## begin

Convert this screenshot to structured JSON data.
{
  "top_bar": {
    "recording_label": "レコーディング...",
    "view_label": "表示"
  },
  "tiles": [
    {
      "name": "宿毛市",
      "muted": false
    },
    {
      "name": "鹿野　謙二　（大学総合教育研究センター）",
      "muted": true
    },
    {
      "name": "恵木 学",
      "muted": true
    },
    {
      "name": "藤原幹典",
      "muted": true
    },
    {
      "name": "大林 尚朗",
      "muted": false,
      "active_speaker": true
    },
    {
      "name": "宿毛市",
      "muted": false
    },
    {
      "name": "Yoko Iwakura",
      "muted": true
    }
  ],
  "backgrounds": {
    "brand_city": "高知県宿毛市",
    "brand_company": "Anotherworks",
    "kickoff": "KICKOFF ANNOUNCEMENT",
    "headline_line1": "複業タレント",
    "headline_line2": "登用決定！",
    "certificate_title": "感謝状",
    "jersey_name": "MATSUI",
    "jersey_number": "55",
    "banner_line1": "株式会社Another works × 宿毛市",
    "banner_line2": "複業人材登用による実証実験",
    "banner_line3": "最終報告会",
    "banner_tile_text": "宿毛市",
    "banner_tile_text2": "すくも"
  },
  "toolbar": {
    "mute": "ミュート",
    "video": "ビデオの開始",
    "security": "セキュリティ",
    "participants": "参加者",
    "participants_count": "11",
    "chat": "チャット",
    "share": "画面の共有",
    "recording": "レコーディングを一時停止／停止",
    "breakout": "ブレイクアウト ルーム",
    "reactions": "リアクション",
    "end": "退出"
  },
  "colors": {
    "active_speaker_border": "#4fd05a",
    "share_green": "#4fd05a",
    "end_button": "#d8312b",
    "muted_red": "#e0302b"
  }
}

## end

Set down every line of the listing above again, exactly as given.

Convert this screenshot to structured JSON data.
{
  "top_bar": {
    "recording_label": "レコーディング...",
    "view_label": "表示"
  },
  "tiles": [
    {
      "name": "宿毛市",
      "muted": false
    },
    {
      "name": "鹿野　謙二　（大学総合教育研究センター）",
      "muted": true
    },
    {
      "name": "恵木 学",
      "muted": true
    },
    {
      "name": "藤原幹典",
      "muted": true
    },
    {
      "name": "大林 尚朗",
      "muted": false,
      "active_speaker": true
    },
    {
      "name": "宿毛市",
      "muted": false
    },
    {
      "name": "Yoko Iwakura",
      "muted": true
    }
  ],
  "backgrounds": {
    "brand_city": "高知県宿毛市",
    "brand_company": "Anotherworks",
    "kickoff": "KICKOFF ANNOUNCEMENT",
    "headline_line1": "複業タレント",
    "headline_line2": "登用決定！",
    "certificate_title": "感謝状",
    "jersey_name": "MATSUI",
    "jersey_number": "55",
    "banner_line1": "株式会社Another works × 宿毛市",
    "banner_line2": "複業人材登用による実証実験",
    "banner_line3": "最終報告会",
    "banner_tile_text": "宿毛市",
    "banner_tile_text2": "すくも"
  },
  "toolbar": {
    "mute": "ミュート",
    "video": "ビデオの開始",
    "security": "セキュリティ",
    "participants": "参加者",
    "participants_count": "11",
    "chat": "チャット",
    "share": "画面の共有",
    "recording": "レコーディングを一時停止／停止",
    "breakout": "ブレイクアウト ルーム",
    "reactions": "リアクション",
    "end": "退出"
  },
  "colors": {
    "active_speaker_border": "#4fd05a",
    "share_green": "#4fd05a",
    "end_button": "#d8312b",
    "muted_red": "#e0302b"
  }
}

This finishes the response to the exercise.